Stored data:
══════════

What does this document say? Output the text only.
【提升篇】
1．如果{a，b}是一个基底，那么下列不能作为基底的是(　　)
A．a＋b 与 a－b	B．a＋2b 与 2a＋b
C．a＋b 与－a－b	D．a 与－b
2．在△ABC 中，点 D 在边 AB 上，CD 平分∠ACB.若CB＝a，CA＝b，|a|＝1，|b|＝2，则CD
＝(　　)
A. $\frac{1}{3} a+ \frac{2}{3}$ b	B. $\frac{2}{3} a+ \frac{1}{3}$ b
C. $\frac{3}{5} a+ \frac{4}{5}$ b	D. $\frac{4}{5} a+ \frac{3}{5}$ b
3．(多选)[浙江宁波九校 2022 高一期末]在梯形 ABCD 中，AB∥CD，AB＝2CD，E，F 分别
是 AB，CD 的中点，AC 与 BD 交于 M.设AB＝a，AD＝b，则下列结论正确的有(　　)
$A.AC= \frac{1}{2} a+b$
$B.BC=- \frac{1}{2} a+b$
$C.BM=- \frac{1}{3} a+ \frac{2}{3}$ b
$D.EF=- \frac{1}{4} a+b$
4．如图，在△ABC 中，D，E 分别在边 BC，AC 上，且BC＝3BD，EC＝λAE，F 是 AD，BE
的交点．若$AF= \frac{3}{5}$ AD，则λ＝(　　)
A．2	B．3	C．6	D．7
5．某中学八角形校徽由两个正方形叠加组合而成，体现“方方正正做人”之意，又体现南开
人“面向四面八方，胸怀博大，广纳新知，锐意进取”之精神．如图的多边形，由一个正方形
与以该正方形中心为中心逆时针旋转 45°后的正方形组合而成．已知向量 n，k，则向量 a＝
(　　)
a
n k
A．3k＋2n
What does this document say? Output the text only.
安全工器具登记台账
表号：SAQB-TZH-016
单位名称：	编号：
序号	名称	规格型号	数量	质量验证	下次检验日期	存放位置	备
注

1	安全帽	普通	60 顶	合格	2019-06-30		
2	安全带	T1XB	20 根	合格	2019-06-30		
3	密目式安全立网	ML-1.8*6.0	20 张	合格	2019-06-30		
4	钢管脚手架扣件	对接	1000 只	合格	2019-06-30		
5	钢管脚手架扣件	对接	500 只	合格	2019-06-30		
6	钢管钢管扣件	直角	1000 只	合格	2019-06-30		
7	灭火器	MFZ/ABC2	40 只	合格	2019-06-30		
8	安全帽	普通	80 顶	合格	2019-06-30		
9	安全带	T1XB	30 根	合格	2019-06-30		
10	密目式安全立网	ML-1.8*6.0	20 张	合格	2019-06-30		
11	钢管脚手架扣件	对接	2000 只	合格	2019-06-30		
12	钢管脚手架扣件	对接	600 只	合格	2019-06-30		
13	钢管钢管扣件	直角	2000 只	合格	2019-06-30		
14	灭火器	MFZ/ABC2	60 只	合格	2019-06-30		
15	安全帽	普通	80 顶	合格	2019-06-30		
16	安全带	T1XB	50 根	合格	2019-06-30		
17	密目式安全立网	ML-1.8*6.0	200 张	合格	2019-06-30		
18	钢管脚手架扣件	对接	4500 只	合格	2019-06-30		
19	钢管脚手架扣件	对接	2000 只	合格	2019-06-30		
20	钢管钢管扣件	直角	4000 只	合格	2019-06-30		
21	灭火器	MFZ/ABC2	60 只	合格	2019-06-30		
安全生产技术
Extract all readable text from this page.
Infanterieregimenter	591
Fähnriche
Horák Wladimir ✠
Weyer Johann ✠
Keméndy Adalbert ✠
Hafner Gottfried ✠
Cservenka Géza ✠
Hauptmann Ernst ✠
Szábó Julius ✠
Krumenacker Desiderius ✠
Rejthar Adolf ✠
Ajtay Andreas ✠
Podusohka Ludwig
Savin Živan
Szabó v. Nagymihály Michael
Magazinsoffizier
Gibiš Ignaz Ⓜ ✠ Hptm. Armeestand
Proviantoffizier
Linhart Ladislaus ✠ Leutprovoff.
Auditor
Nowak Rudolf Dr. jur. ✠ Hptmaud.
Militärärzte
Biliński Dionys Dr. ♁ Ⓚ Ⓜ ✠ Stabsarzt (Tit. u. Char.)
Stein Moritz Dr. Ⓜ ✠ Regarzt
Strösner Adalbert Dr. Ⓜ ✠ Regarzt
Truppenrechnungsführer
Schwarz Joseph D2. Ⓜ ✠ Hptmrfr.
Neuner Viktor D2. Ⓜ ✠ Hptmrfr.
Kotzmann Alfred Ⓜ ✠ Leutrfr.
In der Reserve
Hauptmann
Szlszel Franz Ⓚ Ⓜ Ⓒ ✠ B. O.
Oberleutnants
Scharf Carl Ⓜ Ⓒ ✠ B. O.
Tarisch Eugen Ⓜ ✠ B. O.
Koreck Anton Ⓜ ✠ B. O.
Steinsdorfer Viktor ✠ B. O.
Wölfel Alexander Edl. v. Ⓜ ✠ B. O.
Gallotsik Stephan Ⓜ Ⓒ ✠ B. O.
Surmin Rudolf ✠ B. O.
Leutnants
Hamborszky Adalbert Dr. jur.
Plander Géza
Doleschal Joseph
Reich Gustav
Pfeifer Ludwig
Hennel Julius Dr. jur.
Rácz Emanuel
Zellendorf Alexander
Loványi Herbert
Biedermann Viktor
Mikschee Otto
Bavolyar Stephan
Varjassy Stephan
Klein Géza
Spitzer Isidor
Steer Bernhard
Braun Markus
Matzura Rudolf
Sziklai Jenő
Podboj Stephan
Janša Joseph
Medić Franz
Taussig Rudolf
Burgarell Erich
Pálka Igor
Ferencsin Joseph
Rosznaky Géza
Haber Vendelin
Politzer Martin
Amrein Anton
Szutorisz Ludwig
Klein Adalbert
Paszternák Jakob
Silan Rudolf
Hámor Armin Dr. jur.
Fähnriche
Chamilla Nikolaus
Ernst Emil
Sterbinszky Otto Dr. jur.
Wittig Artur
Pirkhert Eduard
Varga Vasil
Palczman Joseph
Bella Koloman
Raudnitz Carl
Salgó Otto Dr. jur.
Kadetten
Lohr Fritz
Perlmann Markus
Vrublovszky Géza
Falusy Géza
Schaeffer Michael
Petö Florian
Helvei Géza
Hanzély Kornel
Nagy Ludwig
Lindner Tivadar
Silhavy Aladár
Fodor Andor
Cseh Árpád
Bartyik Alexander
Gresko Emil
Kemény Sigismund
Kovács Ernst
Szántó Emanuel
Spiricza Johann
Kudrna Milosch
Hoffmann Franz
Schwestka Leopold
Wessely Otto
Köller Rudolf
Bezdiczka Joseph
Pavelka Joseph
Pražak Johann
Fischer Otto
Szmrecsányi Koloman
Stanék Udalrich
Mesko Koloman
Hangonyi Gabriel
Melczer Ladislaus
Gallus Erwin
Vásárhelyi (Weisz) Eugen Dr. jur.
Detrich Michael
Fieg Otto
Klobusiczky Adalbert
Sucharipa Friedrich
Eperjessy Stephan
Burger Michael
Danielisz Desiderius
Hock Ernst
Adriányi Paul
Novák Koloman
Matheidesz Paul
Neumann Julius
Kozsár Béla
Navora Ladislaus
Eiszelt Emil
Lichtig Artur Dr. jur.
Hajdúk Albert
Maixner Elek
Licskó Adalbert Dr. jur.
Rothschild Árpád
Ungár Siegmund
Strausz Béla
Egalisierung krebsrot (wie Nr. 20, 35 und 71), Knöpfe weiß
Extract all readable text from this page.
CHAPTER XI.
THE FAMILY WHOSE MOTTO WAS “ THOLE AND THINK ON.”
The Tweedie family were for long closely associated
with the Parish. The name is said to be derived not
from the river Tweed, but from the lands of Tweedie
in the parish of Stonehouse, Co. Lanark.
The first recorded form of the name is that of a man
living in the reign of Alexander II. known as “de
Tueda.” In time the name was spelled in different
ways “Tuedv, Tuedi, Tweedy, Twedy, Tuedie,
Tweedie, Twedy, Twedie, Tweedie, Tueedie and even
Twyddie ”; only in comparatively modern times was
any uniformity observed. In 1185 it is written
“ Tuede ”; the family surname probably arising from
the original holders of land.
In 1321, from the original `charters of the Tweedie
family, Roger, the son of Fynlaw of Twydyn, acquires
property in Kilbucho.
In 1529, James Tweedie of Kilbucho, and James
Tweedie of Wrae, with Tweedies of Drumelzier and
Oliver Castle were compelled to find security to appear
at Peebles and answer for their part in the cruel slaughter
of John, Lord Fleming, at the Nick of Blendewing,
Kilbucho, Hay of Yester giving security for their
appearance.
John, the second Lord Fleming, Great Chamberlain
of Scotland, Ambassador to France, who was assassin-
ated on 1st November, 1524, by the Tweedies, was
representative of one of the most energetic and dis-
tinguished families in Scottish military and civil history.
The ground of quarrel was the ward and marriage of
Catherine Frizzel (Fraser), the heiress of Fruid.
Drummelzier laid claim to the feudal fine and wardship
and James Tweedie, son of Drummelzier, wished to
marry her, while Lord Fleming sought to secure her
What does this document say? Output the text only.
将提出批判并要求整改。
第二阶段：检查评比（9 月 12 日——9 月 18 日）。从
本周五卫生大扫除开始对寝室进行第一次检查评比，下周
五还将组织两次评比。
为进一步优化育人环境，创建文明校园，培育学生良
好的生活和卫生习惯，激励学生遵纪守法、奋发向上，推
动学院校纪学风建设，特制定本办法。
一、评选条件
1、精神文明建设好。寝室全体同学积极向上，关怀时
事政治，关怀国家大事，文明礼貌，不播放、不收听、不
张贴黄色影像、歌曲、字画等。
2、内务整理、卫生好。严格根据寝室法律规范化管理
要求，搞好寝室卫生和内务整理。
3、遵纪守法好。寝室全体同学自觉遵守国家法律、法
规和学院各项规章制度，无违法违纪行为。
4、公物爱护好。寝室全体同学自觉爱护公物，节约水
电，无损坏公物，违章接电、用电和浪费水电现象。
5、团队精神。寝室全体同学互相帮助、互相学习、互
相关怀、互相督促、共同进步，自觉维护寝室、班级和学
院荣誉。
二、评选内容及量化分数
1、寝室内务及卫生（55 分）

══════════

● **Written exercise**
Scan the listing above for the word "Eugen" and copy every line that holds it.

● **Response for this exercise**
Tarisch Eugen Ⓜ ✠ B. O.
Vásárhelyi (Weisz) Eugen Dr. jur.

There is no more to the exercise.